[Given instruction] Everything in the listing should be restated word for word.

[The data]

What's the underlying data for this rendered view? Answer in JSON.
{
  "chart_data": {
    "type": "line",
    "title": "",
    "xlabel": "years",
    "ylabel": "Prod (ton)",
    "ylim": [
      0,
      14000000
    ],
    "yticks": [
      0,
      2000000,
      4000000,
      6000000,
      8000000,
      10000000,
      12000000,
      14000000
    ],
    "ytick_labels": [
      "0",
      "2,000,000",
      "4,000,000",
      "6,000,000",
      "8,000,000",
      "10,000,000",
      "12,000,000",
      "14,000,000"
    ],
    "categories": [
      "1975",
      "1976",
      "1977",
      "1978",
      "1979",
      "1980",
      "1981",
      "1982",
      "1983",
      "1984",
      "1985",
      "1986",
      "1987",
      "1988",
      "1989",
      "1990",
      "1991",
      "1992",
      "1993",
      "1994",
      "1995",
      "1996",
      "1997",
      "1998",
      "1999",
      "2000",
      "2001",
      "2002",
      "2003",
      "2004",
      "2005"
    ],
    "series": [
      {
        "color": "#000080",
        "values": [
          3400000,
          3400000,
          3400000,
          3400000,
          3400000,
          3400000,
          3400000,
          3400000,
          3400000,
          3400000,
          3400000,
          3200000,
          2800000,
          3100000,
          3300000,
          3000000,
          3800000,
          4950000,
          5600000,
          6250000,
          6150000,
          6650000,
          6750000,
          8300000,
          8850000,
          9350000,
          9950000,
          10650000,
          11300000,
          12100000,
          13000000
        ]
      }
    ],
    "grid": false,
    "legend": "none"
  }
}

[Exercise answer]
What's the underlying data for this rendered view? Answer in JSON.
{
  "chart_data": {
    "type": "line",
    "title": "",
    "xlabel": "years",
    "ylabel": "Prod (ton)",
    "ylim": [
      0,
      14000000
    ],
    "yticks": [
      0,
      2000000,
      4000000,
      6000000,
      8000000,
      10000000,
      12000000,
      14000000
    ],
    "ytick_labels": [
      "0",
      "2,000,000",
      "4,000,000",
      "6,000,000",
      "8,000,000",
      "10,000,000",
      "12,000,000",
      "14,000,000"
    ],
    "categories": [
      "1975",
      "1976",
      "1977",
      "1978",
      "1979",
      "1980",
      "1981",
      "1982",
      "1983",
      "1984",
      "1985",
      "1986",
      "1987",
      "1988",
      "1989",
      "1990",
      "1991",
      "1992",
      "1993",
      "1994",
      "1995",
      "1996",
      "1997",
      "1998",
      "1999",
      "2000",
      "2001",
      "2002",
      "2003",
      "2004",
      "2005"
    ],
    "series": [
      {
        "color": "#000080",
        "values": [
          3400000,
          3400000,
          3400000,
          3400000,
          3400000,
          3400000,
          3400000,
          3400000,
          3400000,
          3400000,
          3400000,
          3200000,
          2800000,
          3100000,
          3300000,
          3000000,
          3800000,
          4950000,
          5600000,
          6250000,
          6150000,
          6650000,
          6750000,
          8300000,
          8850000,
          9350000,
          9950000,
          10650000,
          11300000,
          12100000,
          13000000
        ]
      }
    ],
    "grid": false,
    "legend": "none"
  }
}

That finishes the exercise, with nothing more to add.